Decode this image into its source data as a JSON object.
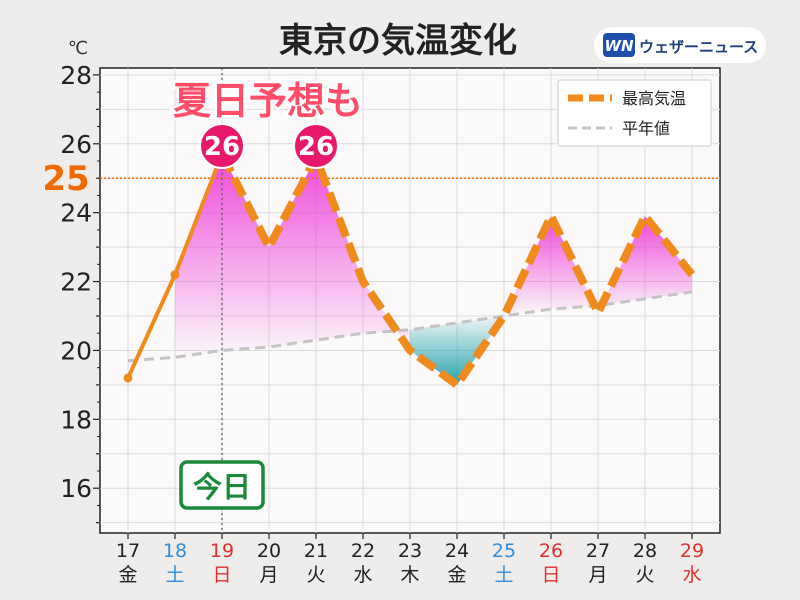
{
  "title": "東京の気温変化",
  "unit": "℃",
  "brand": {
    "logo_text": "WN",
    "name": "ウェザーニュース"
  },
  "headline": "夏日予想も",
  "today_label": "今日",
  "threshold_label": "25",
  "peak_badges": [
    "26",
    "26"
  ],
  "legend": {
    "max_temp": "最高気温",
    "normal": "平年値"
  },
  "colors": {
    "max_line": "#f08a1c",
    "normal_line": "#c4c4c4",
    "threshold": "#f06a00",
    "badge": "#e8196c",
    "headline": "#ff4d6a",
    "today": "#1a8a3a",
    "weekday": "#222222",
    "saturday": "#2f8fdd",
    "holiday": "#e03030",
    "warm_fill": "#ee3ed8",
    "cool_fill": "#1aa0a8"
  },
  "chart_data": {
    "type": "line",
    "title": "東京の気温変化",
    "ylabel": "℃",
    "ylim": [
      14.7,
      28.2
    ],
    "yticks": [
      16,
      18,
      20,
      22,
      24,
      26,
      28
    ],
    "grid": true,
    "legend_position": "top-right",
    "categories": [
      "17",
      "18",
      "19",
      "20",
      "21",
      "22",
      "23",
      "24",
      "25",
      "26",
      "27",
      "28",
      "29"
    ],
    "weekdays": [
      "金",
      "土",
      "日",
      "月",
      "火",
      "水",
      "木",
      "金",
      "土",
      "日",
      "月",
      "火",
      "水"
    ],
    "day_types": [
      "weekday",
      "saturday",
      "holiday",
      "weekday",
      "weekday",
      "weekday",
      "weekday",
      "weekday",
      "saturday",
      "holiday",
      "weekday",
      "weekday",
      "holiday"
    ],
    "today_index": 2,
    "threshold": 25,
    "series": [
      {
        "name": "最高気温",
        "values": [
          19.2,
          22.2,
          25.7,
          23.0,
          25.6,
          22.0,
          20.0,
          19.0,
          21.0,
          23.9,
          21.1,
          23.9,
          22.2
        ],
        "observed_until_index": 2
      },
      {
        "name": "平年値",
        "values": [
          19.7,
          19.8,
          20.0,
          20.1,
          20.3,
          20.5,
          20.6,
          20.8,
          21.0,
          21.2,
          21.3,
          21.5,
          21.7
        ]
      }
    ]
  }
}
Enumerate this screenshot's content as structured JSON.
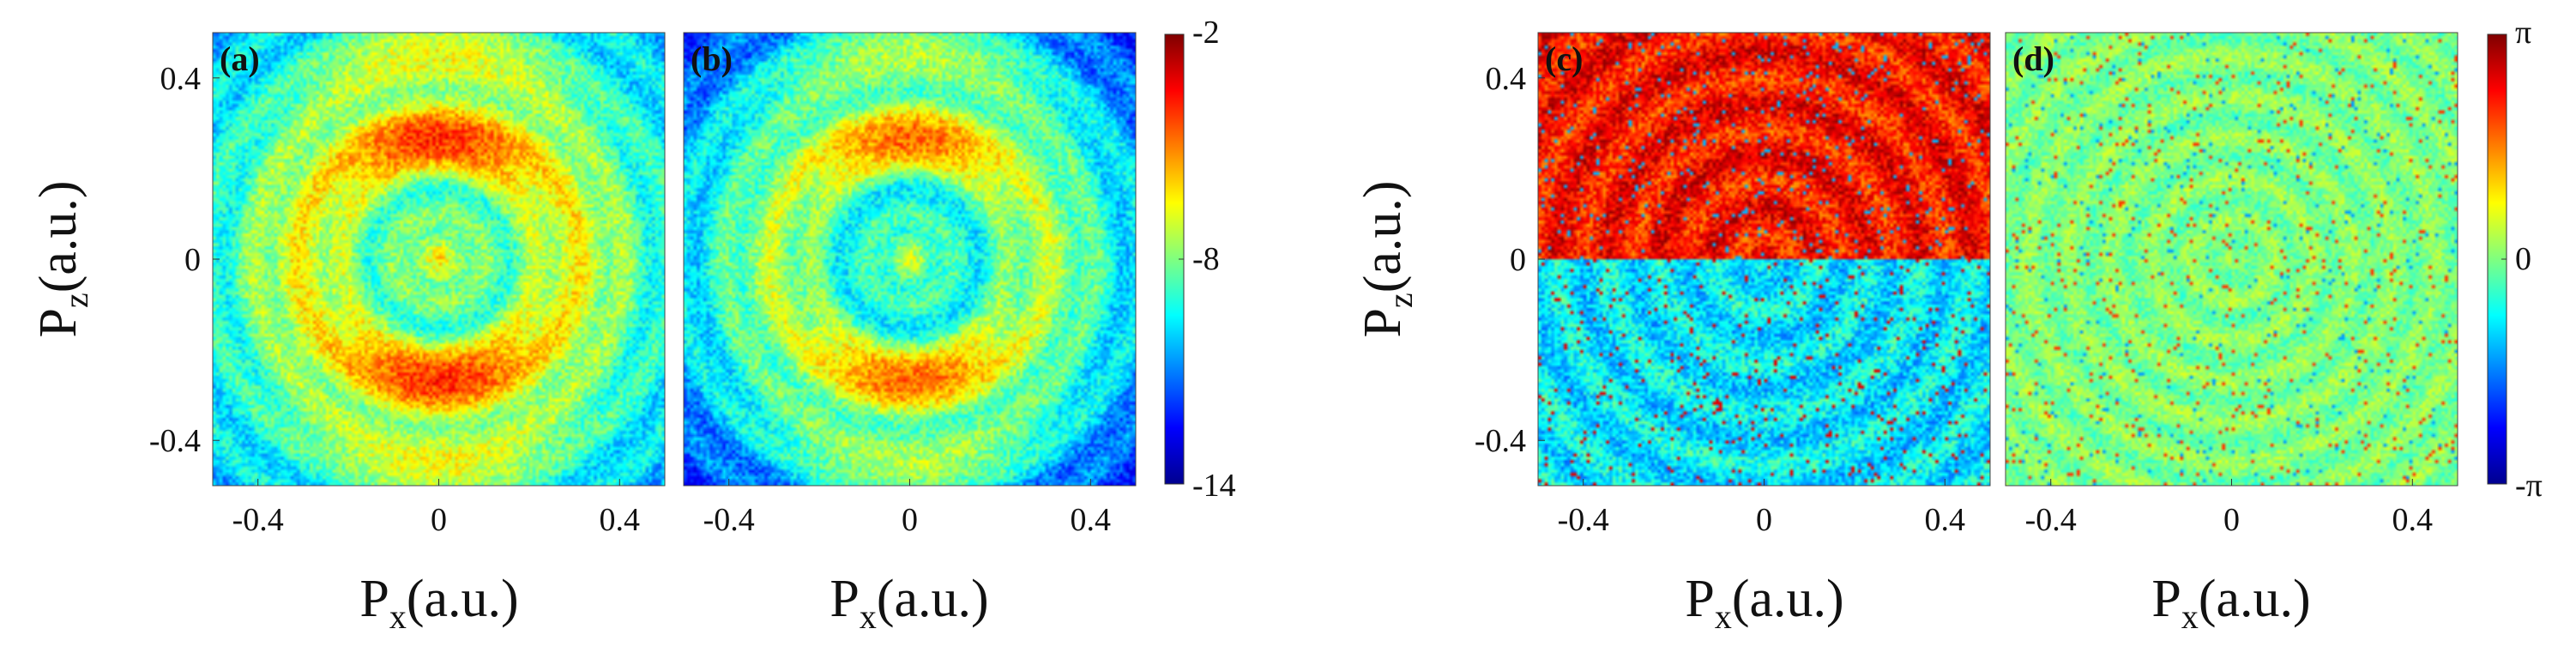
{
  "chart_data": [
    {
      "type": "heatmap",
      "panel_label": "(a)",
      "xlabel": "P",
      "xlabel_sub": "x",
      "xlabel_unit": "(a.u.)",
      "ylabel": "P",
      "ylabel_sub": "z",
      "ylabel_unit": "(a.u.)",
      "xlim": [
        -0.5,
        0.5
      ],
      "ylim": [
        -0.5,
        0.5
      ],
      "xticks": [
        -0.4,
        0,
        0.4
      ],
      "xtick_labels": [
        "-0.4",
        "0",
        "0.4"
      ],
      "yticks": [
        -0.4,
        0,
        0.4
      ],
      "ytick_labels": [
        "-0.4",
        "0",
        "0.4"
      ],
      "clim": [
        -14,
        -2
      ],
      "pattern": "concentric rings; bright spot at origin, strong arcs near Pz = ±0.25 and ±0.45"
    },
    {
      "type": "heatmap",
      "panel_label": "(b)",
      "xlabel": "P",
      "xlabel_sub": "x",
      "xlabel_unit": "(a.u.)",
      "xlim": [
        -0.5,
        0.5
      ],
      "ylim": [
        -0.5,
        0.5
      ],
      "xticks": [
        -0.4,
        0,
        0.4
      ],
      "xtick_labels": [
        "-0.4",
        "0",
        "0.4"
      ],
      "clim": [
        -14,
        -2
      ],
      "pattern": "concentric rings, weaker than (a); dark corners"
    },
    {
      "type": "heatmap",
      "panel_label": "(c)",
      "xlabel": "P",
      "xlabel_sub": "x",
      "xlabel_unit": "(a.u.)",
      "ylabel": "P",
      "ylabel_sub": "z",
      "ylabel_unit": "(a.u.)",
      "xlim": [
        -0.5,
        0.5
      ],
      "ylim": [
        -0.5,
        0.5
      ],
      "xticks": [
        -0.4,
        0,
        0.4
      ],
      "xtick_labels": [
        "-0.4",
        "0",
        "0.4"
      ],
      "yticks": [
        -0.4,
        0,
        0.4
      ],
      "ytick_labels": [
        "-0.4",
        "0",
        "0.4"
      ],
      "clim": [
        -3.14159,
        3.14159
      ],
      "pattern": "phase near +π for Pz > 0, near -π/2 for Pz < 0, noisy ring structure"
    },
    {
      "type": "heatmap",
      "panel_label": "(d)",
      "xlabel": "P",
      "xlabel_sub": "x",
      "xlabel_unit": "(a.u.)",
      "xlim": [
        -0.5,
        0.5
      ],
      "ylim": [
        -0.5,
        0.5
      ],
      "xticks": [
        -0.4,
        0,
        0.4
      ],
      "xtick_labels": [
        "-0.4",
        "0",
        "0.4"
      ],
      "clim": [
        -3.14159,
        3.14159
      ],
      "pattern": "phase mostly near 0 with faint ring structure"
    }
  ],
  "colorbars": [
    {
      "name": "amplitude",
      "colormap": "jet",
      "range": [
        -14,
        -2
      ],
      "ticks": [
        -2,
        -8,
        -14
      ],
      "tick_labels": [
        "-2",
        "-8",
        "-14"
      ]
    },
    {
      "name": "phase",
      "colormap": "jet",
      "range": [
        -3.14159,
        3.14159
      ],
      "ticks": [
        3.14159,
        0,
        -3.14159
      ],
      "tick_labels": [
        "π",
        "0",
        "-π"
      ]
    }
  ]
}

===============

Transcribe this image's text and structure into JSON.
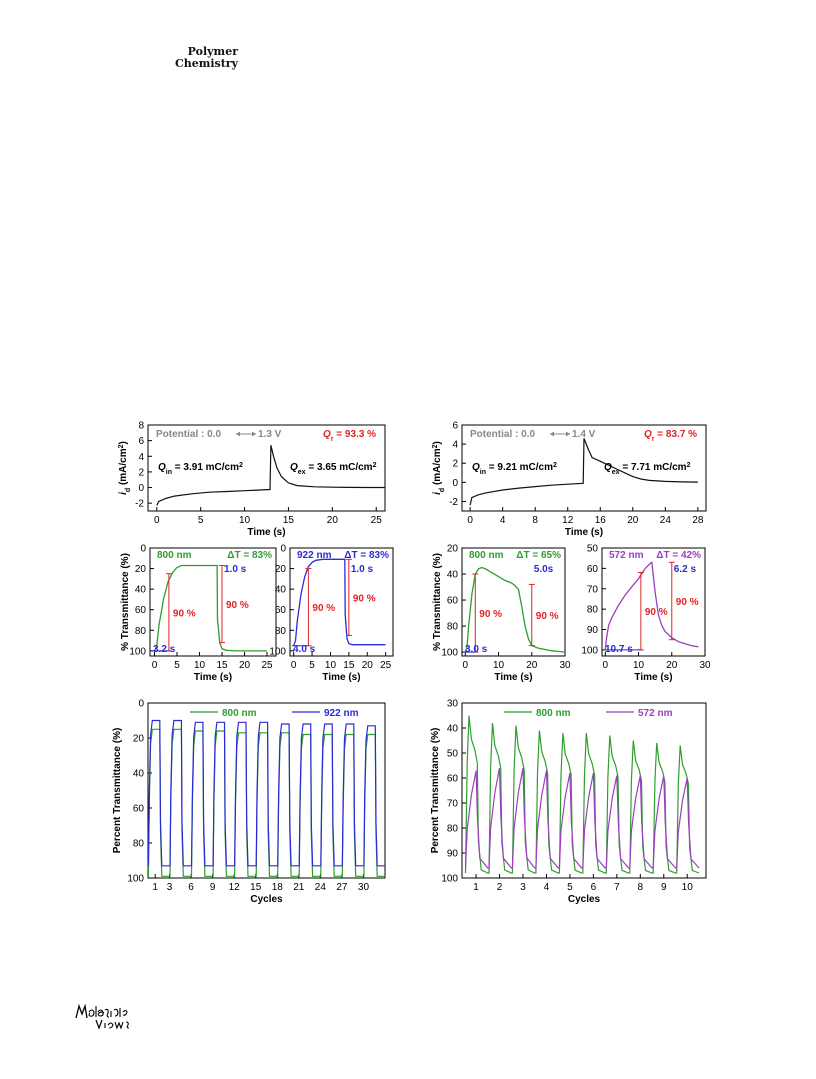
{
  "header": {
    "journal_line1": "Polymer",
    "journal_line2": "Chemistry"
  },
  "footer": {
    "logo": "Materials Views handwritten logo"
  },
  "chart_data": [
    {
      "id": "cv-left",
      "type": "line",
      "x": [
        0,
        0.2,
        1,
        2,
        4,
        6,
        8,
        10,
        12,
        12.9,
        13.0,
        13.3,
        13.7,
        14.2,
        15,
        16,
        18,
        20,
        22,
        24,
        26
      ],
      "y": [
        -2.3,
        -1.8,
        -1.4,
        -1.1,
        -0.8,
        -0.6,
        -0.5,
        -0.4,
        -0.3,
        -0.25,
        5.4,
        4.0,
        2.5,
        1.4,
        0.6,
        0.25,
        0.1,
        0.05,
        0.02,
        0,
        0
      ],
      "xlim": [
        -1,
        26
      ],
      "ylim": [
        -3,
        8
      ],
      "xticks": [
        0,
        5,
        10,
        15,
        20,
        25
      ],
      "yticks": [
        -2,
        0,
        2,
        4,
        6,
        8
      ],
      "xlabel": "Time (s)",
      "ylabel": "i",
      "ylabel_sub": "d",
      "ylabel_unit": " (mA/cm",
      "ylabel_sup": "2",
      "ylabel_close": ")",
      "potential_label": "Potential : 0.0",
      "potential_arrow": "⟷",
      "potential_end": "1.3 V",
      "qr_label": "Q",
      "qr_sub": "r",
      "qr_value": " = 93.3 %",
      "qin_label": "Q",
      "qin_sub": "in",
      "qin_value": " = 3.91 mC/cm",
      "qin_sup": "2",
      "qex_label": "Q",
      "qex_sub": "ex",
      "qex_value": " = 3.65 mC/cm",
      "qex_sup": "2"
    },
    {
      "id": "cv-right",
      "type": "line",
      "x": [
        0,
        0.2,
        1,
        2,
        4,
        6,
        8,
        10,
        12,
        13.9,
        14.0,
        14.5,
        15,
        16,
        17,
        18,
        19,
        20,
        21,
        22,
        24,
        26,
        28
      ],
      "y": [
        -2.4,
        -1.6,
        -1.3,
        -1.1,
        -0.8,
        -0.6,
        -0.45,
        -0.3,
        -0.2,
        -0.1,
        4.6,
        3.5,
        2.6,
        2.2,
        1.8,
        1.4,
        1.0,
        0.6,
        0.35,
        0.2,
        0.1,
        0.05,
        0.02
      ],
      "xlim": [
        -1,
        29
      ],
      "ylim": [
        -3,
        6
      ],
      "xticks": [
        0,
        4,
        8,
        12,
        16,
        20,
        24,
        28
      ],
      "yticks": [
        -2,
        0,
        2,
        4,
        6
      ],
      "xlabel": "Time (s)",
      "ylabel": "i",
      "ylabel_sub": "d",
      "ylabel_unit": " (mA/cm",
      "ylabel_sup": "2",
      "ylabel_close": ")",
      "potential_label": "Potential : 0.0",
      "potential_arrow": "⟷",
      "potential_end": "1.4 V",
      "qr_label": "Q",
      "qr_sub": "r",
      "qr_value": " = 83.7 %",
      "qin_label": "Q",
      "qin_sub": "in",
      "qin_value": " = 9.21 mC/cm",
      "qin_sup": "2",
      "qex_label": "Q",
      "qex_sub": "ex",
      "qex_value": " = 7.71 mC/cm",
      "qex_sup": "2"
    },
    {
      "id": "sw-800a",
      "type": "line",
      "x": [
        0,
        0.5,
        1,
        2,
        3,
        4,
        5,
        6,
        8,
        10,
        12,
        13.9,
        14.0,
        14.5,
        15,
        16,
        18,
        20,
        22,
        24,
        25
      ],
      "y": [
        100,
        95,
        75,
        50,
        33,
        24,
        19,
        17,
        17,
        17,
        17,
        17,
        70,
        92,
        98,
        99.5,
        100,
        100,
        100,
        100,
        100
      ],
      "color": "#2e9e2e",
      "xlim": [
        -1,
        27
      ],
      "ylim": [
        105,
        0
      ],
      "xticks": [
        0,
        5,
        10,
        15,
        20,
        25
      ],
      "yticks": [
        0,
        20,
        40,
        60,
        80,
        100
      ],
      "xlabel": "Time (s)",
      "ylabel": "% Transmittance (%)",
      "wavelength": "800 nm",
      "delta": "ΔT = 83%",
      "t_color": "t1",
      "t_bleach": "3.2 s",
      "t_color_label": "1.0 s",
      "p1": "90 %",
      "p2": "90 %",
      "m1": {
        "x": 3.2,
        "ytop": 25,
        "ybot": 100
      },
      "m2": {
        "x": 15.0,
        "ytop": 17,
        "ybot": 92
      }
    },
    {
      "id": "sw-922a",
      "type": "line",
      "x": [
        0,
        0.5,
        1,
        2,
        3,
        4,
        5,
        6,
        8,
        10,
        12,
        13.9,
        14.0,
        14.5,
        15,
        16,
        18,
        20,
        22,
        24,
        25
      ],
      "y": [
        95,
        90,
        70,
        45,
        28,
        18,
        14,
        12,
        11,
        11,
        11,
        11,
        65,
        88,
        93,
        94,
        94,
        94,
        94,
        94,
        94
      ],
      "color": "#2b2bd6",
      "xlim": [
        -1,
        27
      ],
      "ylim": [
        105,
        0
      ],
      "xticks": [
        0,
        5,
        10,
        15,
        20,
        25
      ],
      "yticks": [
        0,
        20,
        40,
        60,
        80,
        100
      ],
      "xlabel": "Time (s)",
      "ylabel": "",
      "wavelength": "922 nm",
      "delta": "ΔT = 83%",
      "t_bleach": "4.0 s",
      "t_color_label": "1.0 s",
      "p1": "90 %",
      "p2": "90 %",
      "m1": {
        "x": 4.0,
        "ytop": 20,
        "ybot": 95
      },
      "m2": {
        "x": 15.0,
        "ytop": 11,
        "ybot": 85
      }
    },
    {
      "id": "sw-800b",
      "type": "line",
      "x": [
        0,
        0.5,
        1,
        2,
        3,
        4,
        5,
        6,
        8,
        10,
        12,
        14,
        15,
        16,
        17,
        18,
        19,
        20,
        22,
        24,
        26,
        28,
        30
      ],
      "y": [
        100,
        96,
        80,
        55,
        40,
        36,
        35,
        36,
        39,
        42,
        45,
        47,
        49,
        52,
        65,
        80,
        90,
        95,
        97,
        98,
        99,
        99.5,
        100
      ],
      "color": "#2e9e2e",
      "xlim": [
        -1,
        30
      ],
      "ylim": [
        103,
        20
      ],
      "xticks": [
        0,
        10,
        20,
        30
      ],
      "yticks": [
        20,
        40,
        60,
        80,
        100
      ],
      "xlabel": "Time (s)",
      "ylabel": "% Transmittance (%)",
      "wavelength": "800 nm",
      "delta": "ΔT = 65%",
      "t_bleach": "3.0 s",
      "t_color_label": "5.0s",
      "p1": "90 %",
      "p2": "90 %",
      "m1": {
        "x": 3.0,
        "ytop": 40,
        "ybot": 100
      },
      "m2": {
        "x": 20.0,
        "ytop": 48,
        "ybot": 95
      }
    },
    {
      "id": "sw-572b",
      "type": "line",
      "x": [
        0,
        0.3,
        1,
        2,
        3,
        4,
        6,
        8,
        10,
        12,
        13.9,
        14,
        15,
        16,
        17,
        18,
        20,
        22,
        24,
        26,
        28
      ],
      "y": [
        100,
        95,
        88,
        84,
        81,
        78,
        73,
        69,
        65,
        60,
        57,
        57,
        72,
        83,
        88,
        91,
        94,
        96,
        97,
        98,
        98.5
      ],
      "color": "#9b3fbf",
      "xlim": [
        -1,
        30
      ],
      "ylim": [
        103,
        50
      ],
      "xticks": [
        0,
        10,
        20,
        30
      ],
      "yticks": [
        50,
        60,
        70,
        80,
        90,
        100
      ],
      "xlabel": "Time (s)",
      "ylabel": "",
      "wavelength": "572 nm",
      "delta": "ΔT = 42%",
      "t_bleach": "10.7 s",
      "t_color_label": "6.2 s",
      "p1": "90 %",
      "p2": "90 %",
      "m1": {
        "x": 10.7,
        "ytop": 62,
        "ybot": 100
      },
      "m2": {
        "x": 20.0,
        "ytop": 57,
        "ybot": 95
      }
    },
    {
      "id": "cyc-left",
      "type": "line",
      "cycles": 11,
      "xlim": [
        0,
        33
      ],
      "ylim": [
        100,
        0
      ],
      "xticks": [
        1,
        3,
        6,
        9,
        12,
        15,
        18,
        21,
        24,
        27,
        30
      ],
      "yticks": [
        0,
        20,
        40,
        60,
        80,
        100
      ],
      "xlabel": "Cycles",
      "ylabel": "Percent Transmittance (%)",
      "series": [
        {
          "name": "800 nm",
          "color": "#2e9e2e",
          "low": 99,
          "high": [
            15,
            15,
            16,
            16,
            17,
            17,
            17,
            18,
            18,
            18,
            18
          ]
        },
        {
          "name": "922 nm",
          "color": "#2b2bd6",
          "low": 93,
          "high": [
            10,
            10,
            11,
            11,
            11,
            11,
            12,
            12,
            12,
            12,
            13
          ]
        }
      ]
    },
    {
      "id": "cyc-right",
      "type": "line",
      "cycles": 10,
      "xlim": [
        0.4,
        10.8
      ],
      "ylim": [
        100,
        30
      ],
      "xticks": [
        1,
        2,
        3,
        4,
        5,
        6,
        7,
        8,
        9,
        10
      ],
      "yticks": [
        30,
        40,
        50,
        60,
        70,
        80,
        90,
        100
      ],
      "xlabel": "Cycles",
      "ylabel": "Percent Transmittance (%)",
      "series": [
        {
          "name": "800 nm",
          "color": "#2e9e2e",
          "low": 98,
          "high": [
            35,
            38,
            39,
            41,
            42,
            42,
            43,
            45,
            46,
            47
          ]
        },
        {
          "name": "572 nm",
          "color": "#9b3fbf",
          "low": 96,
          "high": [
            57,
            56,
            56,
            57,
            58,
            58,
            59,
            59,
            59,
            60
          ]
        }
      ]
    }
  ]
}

===============

GOAL:
Isolate the lines above that contain the word "ytop" and copy them.

SOLUTION TO THIS PROBLEM:
        "ytop": 25,
        "ytop": 17,
        "ytop": 20,
        "ytop": 11,
        "ytop": 40,
        "ytop": 48,
        "ytop": 62,
        "ytop": 57,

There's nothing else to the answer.